◆ **Short task 1**
Set down the listing again, unchanged, starting with its first line and continuing through the line containing "comment-icon[interactable] — [396, 250, 414, 268]", with both of those lines included.

◆ **Given text**
(Written 29 July 2007)
Philip Terzian gets it right in his piece Radio Free America:
Revival of the Fairness Doctrine is not intended to facilitate "both sides of the story" but to shut down conservative talk radio. Why? Because efforts to invent a successful left-wing Limbaugh have consistently failed, and what Jim Hightower, Mario Cuomo, and Al Franken's Air America cannot manage on the air might be accomplished by congressional action. This has been a forlorn cause of the left since the Fairness Doctrine was repealed 20 years ago; but now that Democrats control Congress, new life has been breathed into the effort. A Democratic president could appoint enough compliant commissioners to the FCC to accomplish the mission. Or Congress could act.
The threat is not idle. Left-wing activists are not especially enamored of free speech--especially when the open marketplace of ideas puts them at a political disadvantage. [. . .]
Libs and lefties, despite some occasional populist noises, never trust anything that arises spontaneously 'from below' by the operation of market forces catering to consumer demand; on their scheme all must be orchestrated 'from the top' by libs and lefties for the 'common good' as defined by them. After all, anyone who self-identifies as a conservative must be a victim of Marxist 'false consciousness,' right? He cannot possibly know his 'real interests.' Such a benighted individual needs to be 'educated' by those who know better. Thus the enormous demand for conservative talk, engendered as it is by the 'false consciousness' of the rubes populating fly-over country, can be discounted. Government on the liberal-left scheme must control the airwaves just as it must control the health care delivery system, and everything else. Theirs is a wrongheaded view of government, however, one justly opposed by Michael Oakeshott, no rube, whom I just quoted:
. . . governing is a specific and limited activity, namely the provision and custody of general rules of conduct, which are understood, not as plans for imposing substantive activities, but as instruments enabling people to pursue the activities of their own choice with the minimum frustration . . .

[Page element annotations]
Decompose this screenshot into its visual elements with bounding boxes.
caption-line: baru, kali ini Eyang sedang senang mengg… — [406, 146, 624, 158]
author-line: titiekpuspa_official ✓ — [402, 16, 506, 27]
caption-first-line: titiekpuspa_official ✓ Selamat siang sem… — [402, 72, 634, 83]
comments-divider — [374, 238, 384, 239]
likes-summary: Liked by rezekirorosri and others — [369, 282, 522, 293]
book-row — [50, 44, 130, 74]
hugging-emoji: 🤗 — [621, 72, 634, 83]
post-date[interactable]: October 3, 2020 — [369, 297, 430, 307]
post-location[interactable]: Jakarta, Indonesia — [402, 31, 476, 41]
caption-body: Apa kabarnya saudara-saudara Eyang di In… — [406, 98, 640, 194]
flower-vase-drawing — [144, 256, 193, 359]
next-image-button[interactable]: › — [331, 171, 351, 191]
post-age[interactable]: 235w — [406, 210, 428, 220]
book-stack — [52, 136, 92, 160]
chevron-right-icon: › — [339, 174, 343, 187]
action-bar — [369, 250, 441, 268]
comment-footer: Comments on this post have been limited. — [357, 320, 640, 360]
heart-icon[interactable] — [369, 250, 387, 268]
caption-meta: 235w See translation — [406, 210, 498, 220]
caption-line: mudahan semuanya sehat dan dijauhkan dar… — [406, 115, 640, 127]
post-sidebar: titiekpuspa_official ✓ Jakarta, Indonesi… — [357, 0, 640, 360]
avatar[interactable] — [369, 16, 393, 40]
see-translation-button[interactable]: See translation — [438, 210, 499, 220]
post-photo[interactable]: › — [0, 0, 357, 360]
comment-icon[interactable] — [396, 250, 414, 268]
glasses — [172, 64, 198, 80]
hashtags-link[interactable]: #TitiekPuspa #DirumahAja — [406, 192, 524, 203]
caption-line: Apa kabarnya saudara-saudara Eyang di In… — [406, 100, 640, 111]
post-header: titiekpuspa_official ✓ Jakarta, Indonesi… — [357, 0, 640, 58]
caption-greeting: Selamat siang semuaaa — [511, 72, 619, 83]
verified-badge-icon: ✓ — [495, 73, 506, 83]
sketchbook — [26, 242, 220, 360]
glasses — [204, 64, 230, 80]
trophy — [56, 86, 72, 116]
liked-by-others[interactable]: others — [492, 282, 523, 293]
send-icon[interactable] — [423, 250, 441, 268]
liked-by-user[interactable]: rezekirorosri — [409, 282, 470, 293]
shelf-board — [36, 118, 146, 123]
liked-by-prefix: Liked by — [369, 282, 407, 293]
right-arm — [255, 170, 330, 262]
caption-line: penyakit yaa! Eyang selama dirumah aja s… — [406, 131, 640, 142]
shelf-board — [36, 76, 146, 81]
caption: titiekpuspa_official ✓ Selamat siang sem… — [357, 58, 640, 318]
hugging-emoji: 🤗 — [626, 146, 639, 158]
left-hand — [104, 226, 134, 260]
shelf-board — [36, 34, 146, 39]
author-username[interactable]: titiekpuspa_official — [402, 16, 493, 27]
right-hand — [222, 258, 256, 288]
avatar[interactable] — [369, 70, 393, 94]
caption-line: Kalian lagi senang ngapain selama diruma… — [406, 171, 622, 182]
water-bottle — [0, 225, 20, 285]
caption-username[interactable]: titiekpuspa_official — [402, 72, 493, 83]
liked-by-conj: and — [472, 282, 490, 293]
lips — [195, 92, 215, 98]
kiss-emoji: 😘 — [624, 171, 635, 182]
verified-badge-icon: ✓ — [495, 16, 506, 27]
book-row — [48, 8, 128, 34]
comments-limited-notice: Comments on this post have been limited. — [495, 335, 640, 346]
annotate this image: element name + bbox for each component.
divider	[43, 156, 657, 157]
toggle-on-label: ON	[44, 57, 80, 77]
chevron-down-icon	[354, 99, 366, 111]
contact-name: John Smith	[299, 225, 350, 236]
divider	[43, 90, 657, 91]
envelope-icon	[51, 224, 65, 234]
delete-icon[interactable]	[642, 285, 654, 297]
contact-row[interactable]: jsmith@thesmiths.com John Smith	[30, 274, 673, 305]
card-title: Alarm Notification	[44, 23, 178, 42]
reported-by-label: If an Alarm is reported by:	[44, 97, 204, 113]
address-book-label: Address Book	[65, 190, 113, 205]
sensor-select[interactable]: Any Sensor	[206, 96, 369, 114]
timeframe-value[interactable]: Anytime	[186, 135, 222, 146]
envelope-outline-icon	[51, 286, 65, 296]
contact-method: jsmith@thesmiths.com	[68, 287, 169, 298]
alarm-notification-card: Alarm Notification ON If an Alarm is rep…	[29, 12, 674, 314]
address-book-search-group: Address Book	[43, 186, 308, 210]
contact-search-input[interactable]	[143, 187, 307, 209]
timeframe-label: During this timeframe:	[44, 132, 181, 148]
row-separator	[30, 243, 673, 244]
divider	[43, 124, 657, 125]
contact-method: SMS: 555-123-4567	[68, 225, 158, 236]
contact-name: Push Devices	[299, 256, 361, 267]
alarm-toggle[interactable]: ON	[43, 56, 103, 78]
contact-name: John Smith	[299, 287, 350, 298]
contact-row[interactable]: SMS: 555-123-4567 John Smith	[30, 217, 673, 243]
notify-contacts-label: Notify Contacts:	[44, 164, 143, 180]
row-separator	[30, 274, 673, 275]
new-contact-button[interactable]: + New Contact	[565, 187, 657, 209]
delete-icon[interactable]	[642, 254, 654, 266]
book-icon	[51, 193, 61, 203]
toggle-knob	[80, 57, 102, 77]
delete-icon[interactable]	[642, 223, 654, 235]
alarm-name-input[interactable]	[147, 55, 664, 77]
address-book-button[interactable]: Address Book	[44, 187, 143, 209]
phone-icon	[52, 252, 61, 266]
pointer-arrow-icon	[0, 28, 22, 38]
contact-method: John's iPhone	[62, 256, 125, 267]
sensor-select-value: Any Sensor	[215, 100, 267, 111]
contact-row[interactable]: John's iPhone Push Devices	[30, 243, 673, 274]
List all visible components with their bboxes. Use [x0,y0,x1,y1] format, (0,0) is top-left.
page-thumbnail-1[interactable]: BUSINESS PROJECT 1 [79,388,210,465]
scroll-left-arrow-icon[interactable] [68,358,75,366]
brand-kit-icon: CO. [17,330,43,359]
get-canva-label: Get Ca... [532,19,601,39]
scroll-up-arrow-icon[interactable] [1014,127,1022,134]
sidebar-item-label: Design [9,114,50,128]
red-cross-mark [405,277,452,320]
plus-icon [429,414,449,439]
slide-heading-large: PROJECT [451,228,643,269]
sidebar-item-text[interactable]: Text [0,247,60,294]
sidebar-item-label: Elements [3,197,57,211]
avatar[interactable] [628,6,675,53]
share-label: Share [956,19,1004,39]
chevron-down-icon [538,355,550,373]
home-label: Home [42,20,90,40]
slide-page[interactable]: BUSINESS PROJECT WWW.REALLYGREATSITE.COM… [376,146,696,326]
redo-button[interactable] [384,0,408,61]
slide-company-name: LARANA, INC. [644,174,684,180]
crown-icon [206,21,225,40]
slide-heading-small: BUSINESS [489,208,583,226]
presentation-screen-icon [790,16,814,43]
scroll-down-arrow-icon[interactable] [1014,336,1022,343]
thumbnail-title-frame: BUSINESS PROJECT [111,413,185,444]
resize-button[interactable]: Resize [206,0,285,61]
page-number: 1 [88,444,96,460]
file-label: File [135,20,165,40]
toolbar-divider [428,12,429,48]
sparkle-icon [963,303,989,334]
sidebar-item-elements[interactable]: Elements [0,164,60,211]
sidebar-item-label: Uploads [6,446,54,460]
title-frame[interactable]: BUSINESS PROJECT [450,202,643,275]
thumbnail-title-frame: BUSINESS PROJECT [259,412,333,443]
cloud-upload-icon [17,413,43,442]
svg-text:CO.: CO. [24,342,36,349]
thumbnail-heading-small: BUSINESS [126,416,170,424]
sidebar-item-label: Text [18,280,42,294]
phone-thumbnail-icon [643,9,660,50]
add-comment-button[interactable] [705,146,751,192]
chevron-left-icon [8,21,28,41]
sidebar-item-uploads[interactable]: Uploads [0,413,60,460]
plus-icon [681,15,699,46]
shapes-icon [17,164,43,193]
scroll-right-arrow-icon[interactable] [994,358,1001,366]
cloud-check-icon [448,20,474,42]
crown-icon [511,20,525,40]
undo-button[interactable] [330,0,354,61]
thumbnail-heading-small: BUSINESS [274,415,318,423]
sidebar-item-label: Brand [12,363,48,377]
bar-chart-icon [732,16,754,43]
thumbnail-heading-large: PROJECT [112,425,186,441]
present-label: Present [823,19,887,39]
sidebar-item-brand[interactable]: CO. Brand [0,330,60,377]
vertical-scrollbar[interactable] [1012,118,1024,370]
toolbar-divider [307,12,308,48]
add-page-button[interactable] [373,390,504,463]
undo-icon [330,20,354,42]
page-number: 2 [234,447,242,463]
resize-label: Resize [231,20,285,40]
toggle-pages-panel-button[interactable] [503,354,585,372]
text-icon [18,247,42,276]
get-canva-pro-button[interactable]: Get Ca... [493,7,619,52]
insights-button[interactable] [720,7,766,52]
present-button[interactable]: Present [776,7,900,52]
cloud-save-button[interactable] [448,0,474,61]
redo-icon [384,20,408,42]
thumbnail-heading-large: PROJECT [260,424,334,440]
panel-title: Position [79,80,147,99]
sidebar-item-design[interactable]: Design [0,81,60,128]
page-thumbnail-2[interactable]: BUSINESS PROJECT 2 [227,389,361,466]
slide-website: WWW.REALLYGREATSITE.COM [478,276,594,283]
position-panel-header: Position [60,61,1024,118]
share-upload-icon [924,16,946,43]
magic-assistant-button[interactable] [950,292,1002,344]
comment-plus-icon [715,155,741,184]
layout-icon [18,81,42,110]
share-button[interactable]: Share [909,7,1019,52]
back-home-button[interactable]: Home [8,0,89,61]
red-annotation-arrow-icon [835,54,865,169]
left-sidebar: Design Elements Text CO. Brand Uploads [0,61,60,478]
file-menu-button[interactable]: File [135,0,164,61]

◆ **Short task 2**
Which words and phrases in the Fairness Doctrine post appear inside single quotation marks?

◆ **Task solution 1**
Decompose this screenshot into its visual elements with bounding boxes.
caption-line: baru, kali ini Eyang sedang senang mengg… — [406, 146, 624, 158]
author-line: titiekpuspa_official ✓ — [402, 16, 506, 27]
caption-first-line: titiekpuspa_official ✓ Selamat siang sem… — [402, 72, 634, 83]
comments-divider — [374, 238, 384, 239]
likes-summary: Liked by rezekirorosri and others — [369, 282, 522, 293]
book-row — [50, 44, 130, 74]
hugging-emoji: 🤗 — [621, 72, 634, 83]
post-date[interactable]: October 3, 2020 — [369, 297, 430, 307]
post-location[interactable]: Jakarta, Indonesia — [402, 31, 476, 41]
caption-body: Apa kabarnya saudara-saudara Eyang di In… — [406, 98, 640, 194]
flower-vase-drawing — [144, 256, 193, 359]
next-image-button[interactable]: › — [331, 171, 351, 191]
post-age[interactable]: 235w — [406, 210, 428, 220]
book-stack — [52, 136, 92, 160]
chevron-right-icon: › — [339, 174, 343, 187]
action-bar — [369, 250, 441, 268]
comment-footer: Comments on this post have been limited. — [357, 320, 640, 360]
heart-icon[interactable] — [369, 250, 387, 268]
caption-meta: 235w See translation — [406, 210, 498, 220]
caption-line: mudahan semuanya sehat dan dijauhkan dar… — [406, 115, 640, 127]
post-sidebar: titiekpuspa_official ✓ Jakarta, Indonesi… — [357, 0, 640, 360]
avatar[interactable] — [369, 16, 393, 40]
see-translation-button[interactable]: See translation — [438, 210, 499, 220]
post-photo[interactable]: › — [0, 0, 357, 360]
comment-icon[interactable] — [396, 250, 414, 268]

◆ **Task solution 2**
- from below
- from the top
- common good
- false consciousness
- real interests
- educated